§ **Record excerpts**:
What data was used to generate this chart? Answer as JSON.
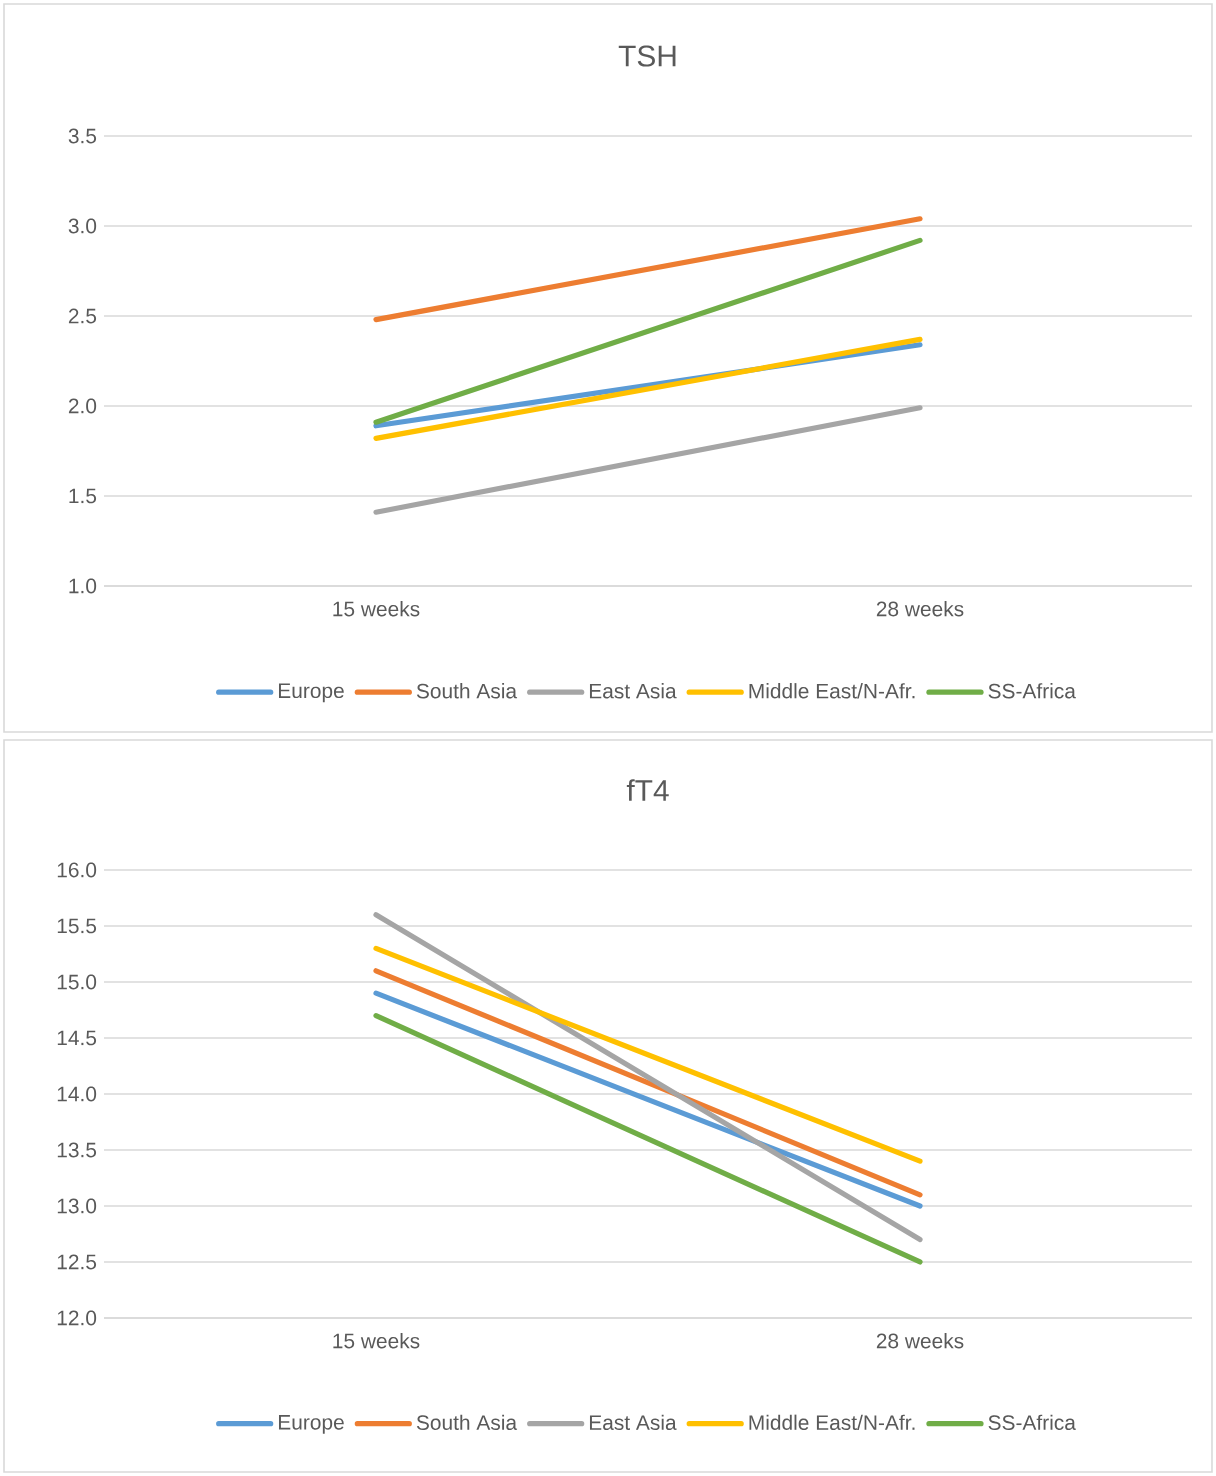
{
  "chart_data": [
    {
      "type": "line",
      "title": "TSH",
      "categories": [
        "15 weeks",
        "28 weeks"
      ],
      "ylim": [
        1.0,
        3.5
      ],
      "yticks": [
        {
          "value": 1.0,
          "label": "1.0"
        },
        {
          "value": 1.5,
          "label": "1.5"
        },
        {
          "value": 2.0,
          "label": "2.0"
        },
        {
          "value": 2.5,
          "label": "2.5"
        },
        {
          "value": 3.0,
          "label": "3.0"
        },
        {
          "value": 3.5,
          "label": "3.5"
        }
      ],
      "grid": "y",
      "legend": "bottom",
      "marker": "none",
      "line_style": "solid",
      "series": [
        {
          "name": "Europe",
          "color": "#5b9bd5",
          "values": [
            1.89,
            2.34
          ]
        },
        {
          "name": "South Asia",
          "color": "#ed7d31",
          "values": [
            2.48,
            3.04
          ]
        },
        {
          "name": "East Asia",
          "color": "#a5a5a5",
          "values": [
            1.41,
            1.99
          ]
        },
        {
          "name": "Middle East/N-Afr.",
          "color": "#ffc000",
          "values": [
            1.82,
            2.37
          ]
        },
        {
          "name": "SS-Africa",
          "color": "#70ad47",
          "values": [
            1.91,
            2.92
          ]
        }
      ]
    },
    {
      "type": "line",
      "title": "fT4",
      "categories": [
        "15 weeks",
        "28 weeks"
      ],
      "ylim": [
        12.0,
        16.0
      ],
      "yticks": [
        {
          "value": 12.0,
          "label": "12.0"
        },
        {
          "value": 12.5,
          "label": "12.5"
        },
        {
          "value": 13.0,
          "label": "13.0"
        },
        {
          "value": 13.5,
          "label": "13.5"
        },
        {
          "value": 14.0,
          "label": "14.0"
        },
        {
          "value": 14.5,
          "label": "14.5"
        },
        {
          "value": 15.0,
          "label": "15.0"
        },
        {
          "value": 15.5,
          "label": "15.5"
        },
        {
          "value": 16.0,
          "label": "16.0"
        }
      ],
      "grid": "y",
      "legend": "bottom",
      "marker": "none",
      "line_style": "solid",
      "series": [
        {
          "name": "Europe",
          "color": "#5b9bd5",
          "values": [
            14.9,
            13.0
          ]
        },
        {
          "name": "South Asia",
          "color": "#ed7d31",
          "values": [
            15.1,
            13.1
          ]
        },
        {
          "name": "East Asia",
          "color": "#a5a5a5",
          "values": [
            15.6,
            12.7
          ]
        },
        {
          "name": "Middle East/N-Afr.",
          "color": "#ffc000",
          "values": [
            15.3,
            13.4
          ]
        },
        {
          "name": "SS-Africa",
          "color": "#70ad47",
          "values": [
            14.7,
            12.5
          ]
        }
      ]
    }
  ]
}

§ **Direction**: Without including any pictures, print each record exactly.

§ **Answer in full**:
What data was used to generate this chart? Answer as JSON.
{
  "chart_data": [
    {
      "type": "line",
      "title": "TSH",
      "categories": [
        "15 weeks",
        "28 weeks"
      ],
      "ylim": [
        1.0,
        3.5
      ],
      "yticks": [
        {
          "value": 1.0,
          "label": "1.0"
        },
        {
          "value": 1.5,
          "label": "1.5"
        },
        {
          "value": 2.0,
          "label": "2.0"
        },
        {
          "value": 2.5,
          "label": "2.5"
        },
        {
          "value": 3.0,
          "label": "3.0"
        },
        {
          "value": 3.5,
          "label": "3.5"
        }
      ],
      "grid": "y",
      "legend": "bottom",
      "marker": "none",
      "line_style": "solid",
      "series": [
        {
          "name": "Europe",
          "color": "#5b9bd5",
          "values": [
            1.89,
            2.34
          ]
        },
        {
          "name": "South Asia",
          "color": "#ed7d31",
          "values": [
            2.48,
            3.04
          ]
        },
        {
          "name": "East Asia",
          "color": "#a5a5a5",
          "values": [
            1.41,
            1.99
          ]
        },
        {
          "name": "Middle East/N-Afr.",
          "color": "#ffc000",
          "values": [
            1.82,
            2.37
          ]
        },
        {
          "name": "SS-Africa",
          "color": "#70ad47",
          "values": [
            1.91,
            2.92
          ]
        }
      ]
    },
    {
      "type": "line",
      "title": "fT4",
      "categories": [
        "15 weeks",
        "28 weeks"
      ],
      "ylim": [
        12.0,
        16.0
      ],
      "yticks": [
        {
          "value": 12.0,
          "label": "12.0"
        },
        {
          "value": 12.5,
          "label": "12.5"
        },
        {
          "value": 13.0,
          "label": "13.0"
        },
        {
          "value": 13.5,
          "label": "13.5"
        },
        {
          "value": 14.0,
          "label": "14.0"
        },
        {
          "value": 14.5,
          "label": "14.5"
        },
        {
          "value": 15.0,
          "label": "15.0"
        },
        {
          "value": 15.5,
          "label": "15.5"
        },
        {
          "value": 16.0,
          "label": "16.0"
        }
      ],
      "grid": "y",
      "legend": "bottom",
      "marker": "none",
      "line_style": "solid",
      "series": [
        {
          "name": "Europe",
          "color": "#5b9bd5",
          "values": [
            14.9,
            13.0
          ]
        },
        {
          "name": "South Asia",
          "color": "#ed7d31",
          "values": [
            15.1,
            13.1
          ]
        },
        {
          "name": "East Asia",
          "color": "#a5a5a5",
          "values": [
            15.6,
            12.7
          ]
        },
        {
          "name": "Middle East/N-Afr.",
          "color": "#ffc000",
          "values": [
            15.3,
            13.4
          ]
        },
        {
          "name": "SS-Africa",
          "color": "#70ad47",
          "values": [
            14.7,
            12.5
          ]
        }
      ]
    }
  ]
}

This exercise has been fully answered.